§ **Required task**:
In the entries below, find every line with "left" and copy it.
═════ Input material ═════
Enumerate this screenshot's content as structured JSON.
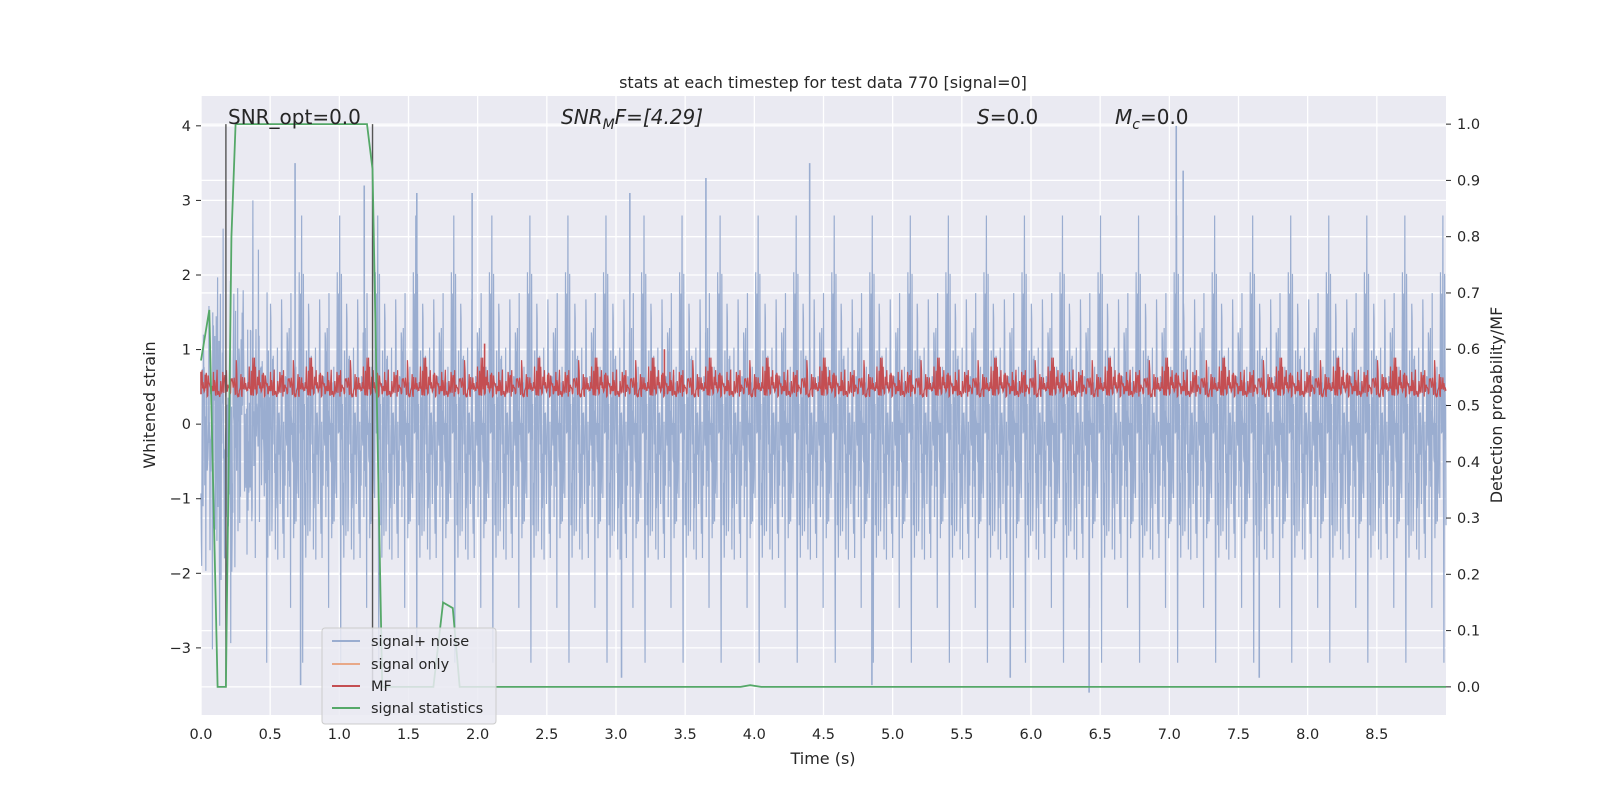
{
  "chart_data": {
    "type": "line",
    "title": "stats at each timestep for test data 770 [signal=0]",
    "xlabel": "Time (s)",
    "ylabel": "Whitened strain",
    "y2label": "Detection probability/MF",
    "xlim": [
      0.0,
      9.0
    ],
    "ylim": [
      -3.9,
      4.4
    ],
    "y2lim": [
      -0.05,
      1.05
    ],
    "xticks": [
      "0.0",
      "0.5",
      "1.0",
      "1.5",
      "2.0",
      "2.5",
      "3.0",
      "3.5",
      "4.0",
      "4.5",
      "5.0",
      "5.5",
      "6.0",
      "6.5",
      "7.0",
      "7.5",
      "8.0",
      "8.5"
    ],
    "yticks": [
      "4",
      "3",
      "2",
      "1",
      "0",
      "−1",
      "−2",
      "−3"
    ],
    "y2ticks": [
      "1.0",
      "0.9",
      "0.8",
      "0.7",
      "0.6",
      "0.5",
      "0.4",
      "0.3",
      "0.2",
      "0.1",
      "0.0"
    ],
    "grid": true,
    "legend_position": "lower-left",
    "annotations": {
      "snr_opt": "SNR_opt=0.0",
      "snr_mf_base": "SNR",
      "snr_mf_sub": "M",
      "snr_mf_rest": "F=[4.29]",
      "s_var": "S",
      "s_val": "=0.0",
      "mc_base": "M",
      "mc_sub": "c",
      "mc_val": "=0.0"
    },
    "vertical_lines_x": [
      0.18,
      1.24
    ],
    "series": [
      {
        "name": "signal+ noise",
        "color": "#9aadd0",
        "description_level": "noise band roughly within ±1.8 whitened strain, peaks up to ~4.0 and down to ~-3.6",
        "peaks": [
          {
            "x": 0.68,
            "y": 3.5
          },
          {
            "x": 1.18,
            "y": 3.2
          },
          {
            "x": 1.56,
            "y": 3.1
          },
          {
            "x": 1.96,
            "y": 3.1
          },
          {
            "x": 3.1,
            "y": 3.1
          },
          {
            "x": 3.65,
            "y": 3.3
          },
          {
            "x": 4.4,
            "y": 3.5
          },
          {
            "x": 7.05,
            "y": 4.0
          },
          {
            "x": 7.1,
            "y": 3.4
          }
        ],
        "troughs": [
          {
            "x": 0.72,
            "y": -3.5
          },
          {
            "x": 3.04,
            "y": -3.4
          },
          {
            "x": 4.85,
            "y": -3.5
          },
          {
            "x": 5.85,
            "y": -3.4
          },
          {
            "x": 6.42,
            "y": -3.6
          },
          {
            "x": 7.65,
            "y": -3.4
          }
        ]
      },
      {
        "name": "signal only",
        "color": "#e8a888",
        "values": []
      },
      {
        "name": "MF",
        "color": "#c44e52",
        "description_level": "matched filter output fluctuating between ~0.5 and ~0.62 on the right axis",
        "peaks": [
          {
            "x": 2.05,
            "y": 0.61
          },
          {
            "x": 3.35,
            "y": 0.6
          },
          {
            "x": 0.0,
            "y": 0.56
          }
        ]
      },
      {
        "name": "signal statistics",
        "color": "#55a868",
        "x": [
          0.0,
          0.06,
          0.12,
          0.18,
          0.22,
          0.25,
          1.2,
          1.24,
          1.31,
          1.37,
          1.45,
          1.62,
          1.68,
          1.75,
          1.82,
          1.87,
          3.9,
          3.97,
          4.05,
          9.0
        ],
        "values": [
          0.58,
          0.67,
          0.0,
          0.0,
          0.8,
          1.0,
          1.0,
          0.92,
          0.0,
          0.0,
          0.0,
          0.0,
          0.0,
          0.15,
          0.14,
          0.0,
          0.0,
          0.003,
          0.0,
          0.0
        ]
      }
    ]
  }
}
═════
═════ Input material ═════
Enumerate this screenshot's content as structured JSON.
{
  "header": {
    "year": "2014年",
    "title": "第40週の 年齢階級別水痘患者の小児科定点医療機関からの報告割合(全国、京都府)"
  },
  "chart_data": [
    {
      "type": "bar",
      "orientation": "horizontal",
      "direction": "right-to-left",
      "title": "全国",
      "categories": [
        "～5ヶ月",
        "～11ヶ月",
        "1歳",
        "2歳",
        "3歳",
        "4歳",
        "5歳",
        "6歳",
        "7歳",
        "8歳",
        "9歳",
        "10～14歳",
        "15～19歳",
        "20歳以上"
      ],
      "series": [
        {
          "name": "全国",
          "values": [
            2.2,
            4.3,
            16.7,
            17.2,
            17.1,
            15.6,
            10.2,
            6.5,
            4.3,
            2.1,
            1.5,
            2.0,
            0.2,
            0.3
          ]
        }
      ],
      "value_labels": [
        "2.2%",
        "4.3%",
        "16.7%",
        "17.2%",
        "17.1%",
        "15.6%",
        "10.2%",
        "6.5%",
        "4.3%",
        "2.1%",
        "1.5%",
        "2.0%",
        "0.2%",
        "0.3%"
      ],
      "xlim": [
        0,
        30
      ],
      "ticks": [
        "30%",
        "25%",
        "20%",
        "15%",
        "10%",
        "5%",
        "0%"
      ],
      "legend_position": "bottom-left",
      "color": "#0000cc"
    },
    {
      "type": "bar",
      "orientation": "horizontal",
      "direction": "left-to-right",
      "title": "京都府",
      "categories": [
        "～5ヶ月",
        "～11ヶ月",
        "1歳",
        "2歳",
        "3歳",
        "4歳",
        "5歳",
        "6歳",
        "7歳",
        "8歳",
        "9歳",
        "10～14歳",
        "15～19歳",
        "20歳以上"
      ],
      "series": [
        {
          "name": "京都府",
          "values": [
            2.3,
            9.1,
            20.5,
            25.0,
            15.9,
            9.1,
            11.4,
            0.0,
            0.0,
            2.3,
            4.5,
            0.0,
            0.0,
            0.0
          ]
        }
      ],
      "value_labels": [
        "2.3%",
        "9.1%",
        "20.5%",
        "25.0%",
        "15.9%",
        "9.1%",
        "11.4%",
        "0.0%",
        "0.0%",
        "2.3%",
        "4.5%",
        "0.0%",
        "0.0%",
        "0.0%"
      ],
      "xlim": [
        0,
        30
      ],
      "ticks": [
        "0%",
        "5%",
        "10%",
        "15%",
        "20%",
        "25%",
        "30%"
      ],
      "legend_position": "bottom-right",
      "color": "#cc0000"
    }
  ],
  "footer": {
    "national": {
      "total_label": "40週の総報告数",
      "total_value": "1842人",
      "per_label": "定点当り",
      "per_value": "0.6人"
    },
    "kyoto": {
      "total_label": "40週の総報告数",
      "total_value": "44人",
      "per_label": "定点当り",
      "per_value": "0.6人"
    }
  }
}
═════
═════ Input material ═════
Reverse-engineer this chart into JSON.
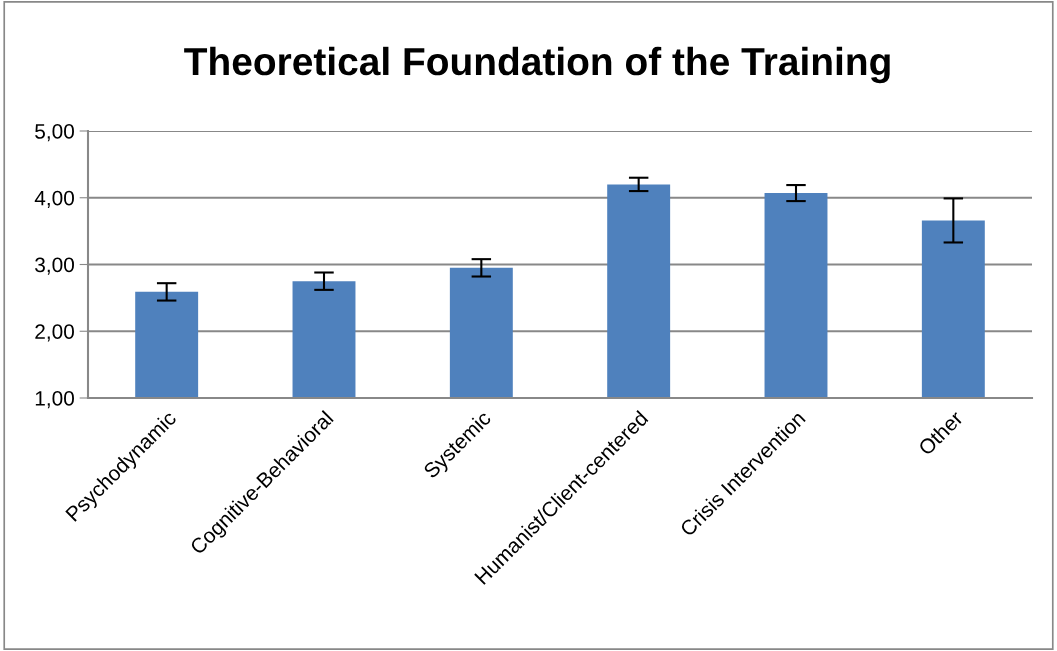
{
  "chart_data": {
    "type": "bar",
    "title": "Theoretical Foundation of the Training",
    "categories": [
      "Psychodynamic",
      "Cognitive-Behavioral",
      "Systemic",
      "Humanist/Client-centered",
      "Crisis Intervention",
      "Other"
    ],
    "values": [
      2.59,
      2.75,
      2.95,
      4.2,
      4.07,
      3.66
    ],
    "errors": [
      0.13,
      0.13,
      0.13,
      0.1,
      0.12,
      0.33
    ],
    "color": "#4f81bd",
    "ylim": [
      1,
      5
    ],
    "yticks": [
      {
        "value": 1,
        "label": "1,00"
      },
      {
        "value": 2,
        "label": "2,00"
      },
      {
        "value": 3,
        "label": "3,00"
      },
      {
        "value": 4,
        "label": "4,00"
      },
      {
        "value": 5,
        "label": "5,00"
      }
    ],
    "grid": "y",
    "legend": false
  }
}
═════
§ **Response to the exercise**:
    "legend_position": "lower-left",
      "direction": "right-to-left",
      "legend_position": "bottom-left",
      "direction": "left-to-right",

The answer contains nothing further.